▶ [Exercise prompt]: Reproduce every line of the records below verbatim, leaving out the pictures.

▶ [Dataset records]:

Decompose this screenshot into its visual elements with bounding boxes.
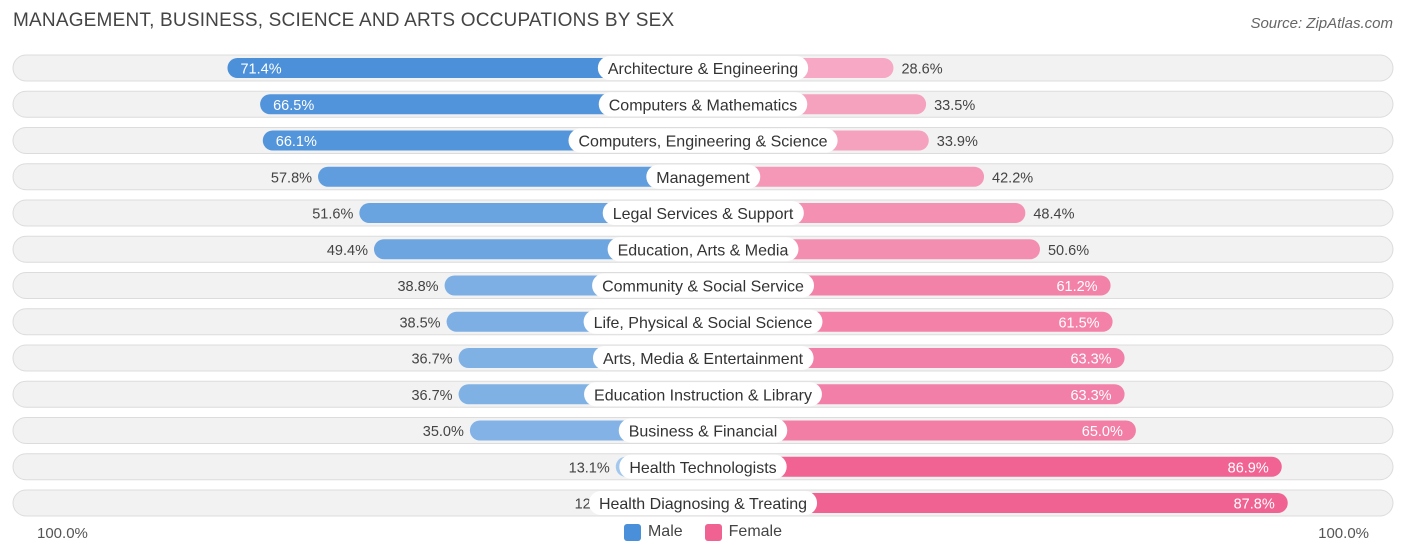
axis-right-label: 100.0% [1318,525,1369,542]
value-label-female: 61.2% [1056,279,1097,295]
category-label: Life, Physical & Social Science [594,315,813,332]
bar-female [703,493,1288,513]
value-label-male: 38.8% [397,279,438,295]
value-label-male: 57.8% [271,170,312,186]
value-label-male: 13.1% [569,460,610,476]
value-label-female: 65.0% [1082,424,1123,440]
category-label: Business & Financial [629,424,778,441]
category-label: Architecture & Engineering [608,61,798,78]
bar-male [260,94,703,115]
bar-female [703,166,985,187]
category-label: Health Diagnosing & Treating [599,496,807,513]
category-pill [592,346,814,370]
legend-item-female: Female [704,523,783,541]
bar-male [318,166,703,187]
category-pill [607,237,799,262]
category-pill [602,201,804,225]
legend-label-female: Female [728,523,783,540]
value-label-male: 66.1% [276,134,317,150]
bar-female [703,456,1282,477]
value-label-male: 71.4% [240,62,281,78]
category-label: Computers & Mathematics [609,97,798,114]
legend-item-male: Male [623,523,683,541]
legend-swatch-male [623,523,641,541]
value-label-male: 49.4% [327,243,368,259]
category-label: Legal Services & Support [613,206,794,223]
category-pill [618,418,788,443]
category-label: Education, Arts & Media [618,242,789,259]
category-label: Management [656,170,750,187]
value-label-female: 42.2% [992,170,1033,186]
legend-swatch-female [704,523,722,541]
value-label-male: 66.5% [273,98,314,114]
value-label-female: 86.9% [1228,460,1269,476]
legend: Male Female [0,523,1406,541]
source-label: Source: ZipAtlas.com [1250,15,1393,32]
value-label-female: 48.4% [1033,207,1074,223]
value-label-male: 35.0% [423,424,464,440]
value-label-female: 87.8% [1234,497,1275,513]
value-label-male: 36.7% [411,388,452,404]
category-label: Arts, Media & Entertainment [603,351,804,368]
category-pill [592,273,815,298]
category-pill [646,164,761,189]
value-label-male: 38.5% [399,315,440,331]
value-label-female: 33.9% [937,134,978,150]
category-pill [588,491,818,515]
value-label-male: 36.7% [411,352,452,368]
category-pill [598,92,808,117]
category-label: Education Instruction & Library [594,387,812,404]
category-label: Community & Social Service [602,279,804,296]
category-pill [568,128,838,153]
value-label-female: 61.5% [1058,315,1099,331]
legend-label-male: Male [647,523,683,540]
value-label-female: 28.6% [901,62,942,78]
category-label: Health Technologists [629,460,776,477]
value-label-female: 63.3% [1070,352,1111,368]
value-label-female: 50.6% [1048,243,1089,259]
bar-female [703,420,1136,441]
value-label-male: 51.6% [312,207,353,223]
chart-title: MANAGEMENT, BUSINESS, SCIENCE AND ARTS O… [13,10,675,31]
category-pill [597,56,809,80]
value-label-female: 63.3% [1070,388,1111,404]
category-label: Computers, Engineering & Science [578,134,827,151]
category-pill [584,382,822,407]
category-pill [583,309,823,334]
value-label-female: 33.5% [934,98,975,114]
bar-male [227,58,703,78]
axis-left-label: 100.0% [37,525,88,542]
category-pill [619,454,787,479]
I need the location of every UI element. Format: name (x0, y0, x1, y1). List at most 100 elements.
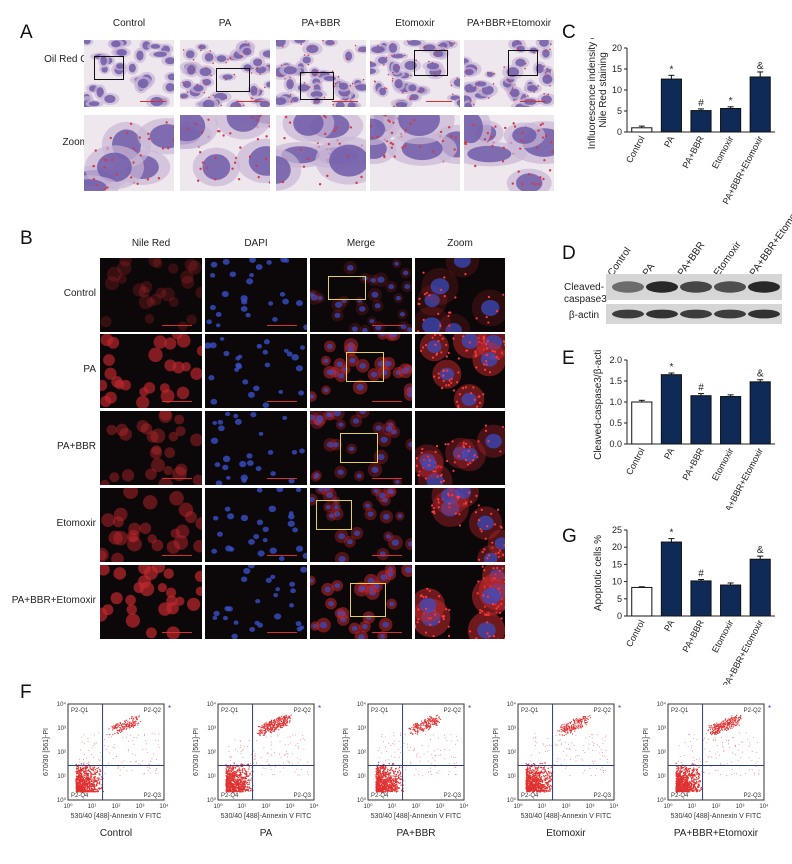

▶ [Exercise solution]:
Decompose this screenshot into its visual elements with bounding boxes.
axis-right-label: 100.0% [1318,525,1369,542]
value-label-female: 61.2% [1056,279,1097,295]
category-label: Life, Physical & Social Science [594,315,813,332]
bar-female [703,493,1288,513]
value-label-male: 38.8% [397,279,438,295]
value-label-male: 57.8% [271,170,312,186]
value-label-male: 13.1% [569,460,610,476]
value-label-female: 65.0% [1082,424,1123,440]
category-label: Business & Financial [629,424,778,441]
category-label: Architecture & Engineering [608,61,798,78]
bar-male [260,94,703,115]
bar-female [703,166,985,187]
category-label: Health Diagnosing & Treating [599,496,807,513]
category-pill [592,346,814,370]
legend-item-female: Female [704,523,783,541]
bar-male [318,166,703,187]
category-pill [607,237,799,262]
category-pill [602,201,804,225]
legend-label-female: Female [728,523,783,540]
value-label-male: 66.1% [276,134,317,150]
bar-female [703,456,1282,477]
value-label-male: 71.4% [240,62,281,78]
category-label: Computers & Mathematics [609,97,798,114]
legend-item-male: Male [623,523,683,541]
legend-swatch-male [623,523,641,541]
value-label-male: 49.4% [327,243,368,259]
category-label: Legal Services & Support [613,206,794,223]
category-pill [618,418,788,443]
category-label: Education, Arts & Media [618,242,789,259]
category-label: Management [656,170,750,187]
value-label-female: 42.2% [992,170,1033,186]
legend-swatch-female [704,523,722,541]
value-label-male: 66.5% [273,98,314,114]
value-label-female: 86.9% [1228,460,1269,476]
legend: Male Female [0,523,1406,541]
source-label: Source: ZipAtlas.com [1250,15,1393,32]
value-label-female: 48.4% [1033,207,1074,223]
value-label-male: 35.0% [423,424,464,440]
value-label-female: 87.8% [1234,497,1275,513]
value-label-male: 36.7% [411,388,452,404]
category-label: Arts, Media & Entertainment [603,351,804,368]
category-pill [592,273,815,298]
category-pill [646,164,761,189]
value-label-male: 38.5% [399,315,440,331]
value-label-female: 33.9% [937,134,978,150]
category-pill [588,491,818,515]
value-label-male: 36.7% [411,352,452,368]
category-pill [598,92,808,117]
category-label: Education Instruction & Library [594,387,812,404]
category-label: Community & Social Service [602,279,804,296]
category-pill [568,128,838,153]
value-label-female: 61.5% [1058,315,1099,331]
legend-label-male: Male [647,523,683,540]
value-label-female: 28.6% [901,62,942,78]
category-label: Health Technologists [629,460,776,477]
value-label-female: 63.3% [1070,352,1111,368]
value-label-female: 50.6% [1048,243,1089,259]
bar-female [703,420,1136,441]
value-label-male: 51.6% [312,207,353,223]
chart-title: MANAGEMENT, BUSINESS, SCIENCE AND ARTS O… [13,10,675,31]
category-pill [597,56,809,80]
value-label-female: 63.3% [1070,388,1111,404]
category-label: Computers, Engineering & Science [578,134,827,151]
category-pill [584,382,822,407]
category-pill [583,309,823,334]
value-label-female: 33.5% [934,98,975,114]
bar-male [227,58,703,78]
axis-left-label: 100.0% [37,525,88,542]
category-pill [619,454,787,479]
I need the location of every UI element. Format: name (x0, y0, x1, y1). List at most 100 elements.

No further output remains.